__PROVIDED PASSAGE__.
────────────────────
Now that RERA is a reality, should you buy an under-construction property?


The Real Estate (Regulation and Development) Act, 2016, or RERA for short, has come into effect from May 1, 2017.

With this happening, the question on everybody’s lips is, should we buy an under-construction property? If you plan to buy a home to live in, an under-construction property makes sense because it comes cheaper than a finished one. If you plan to buy home as an investment, given that an under-construction property is cheaper, the returns are always better, depending how early in the construction stage you make the investment.

But that it the theoretical part of it. It comes with the assumption that the builder will deliver the property for which you have paid, and he will deliver it on time. The problem is that this does not always turn out to be the case. Many people in the Delhi National Capital Territory region and other parts of the country, have found this out in the last few years.

In the process, they have ended up paying EMIs on the home loans they had taken to fund their home purchase and the rent on the home in which they continue to live in. The homes they had hoped to live in are nowhere in sight.

But all this happened in era when there was no RERA. Now we have RERA. The real estate sector in the country up until now had next to no regulation from the point of view of the buyer. Buying a house required a lot of leap of faith and prayers at the same time.
────────────────────
__MATERIAL__.
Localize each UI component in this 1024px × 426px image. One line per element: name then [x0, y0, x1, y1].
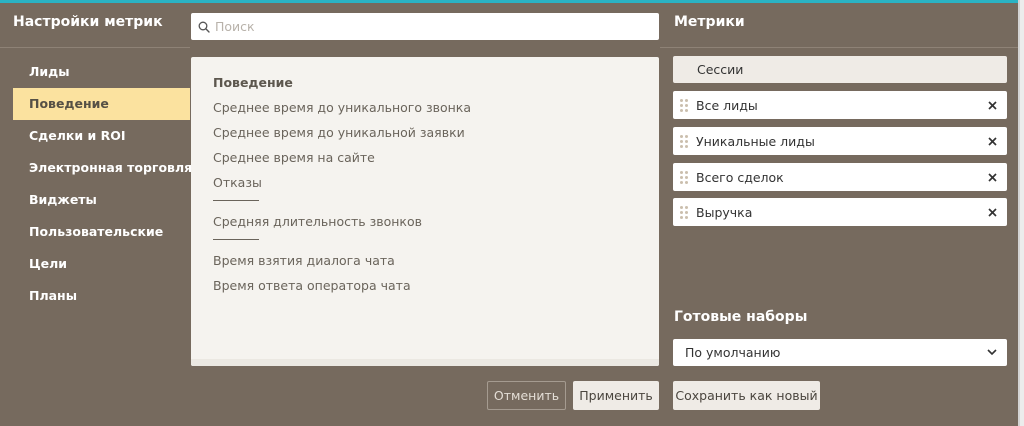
────────────────────
__INSTRUCTIONS TO FOLLOW__. Reproduce the article about RERA and buying under-construction property word for word, from its headline through its last sentence. Nothing here depends on the data.

__RESPONSE TO THE EXERCISE__.
Now that RERA is a reality, should you buy an under-construction property?


The Real Estate (Regulation and Development) Act, 2016, or RERA for short, has come into effect from May 1, 2017.

With this happening, the question on everybody’s lips is, should we buy an under-construction property? If you plan to buy a home to live in, an under-construction property makes sense because it comes cheaper than a finished one. If you plan to buy home as an investment, given that an under-construction property is cheaper, the returns are always better, depending how early in the construction stage you make the investment.

But that it the theoretical part of it. It comes with the assumption that the builder will deliver the property for which you have paid, and he will deliver it on time. The problem is that this does not always turn out to be the case. Many people in the Delhi National Capital Territory region and other parts of the country, have found this out in the last few years.

In the process, they have ended up paying EMIs on the home loans they had taken to fund their home purchase and the rent on the home in which they continue to live in. The homes they had hoped to live in are nowhere in sight.

But all this happened in era when there was no RERA. Now we have RERA. The real estate sector in the country up until now had next to no regulation from the point of view of the buyer. Buying a house required a lot of leap of faith and prayers at the same time.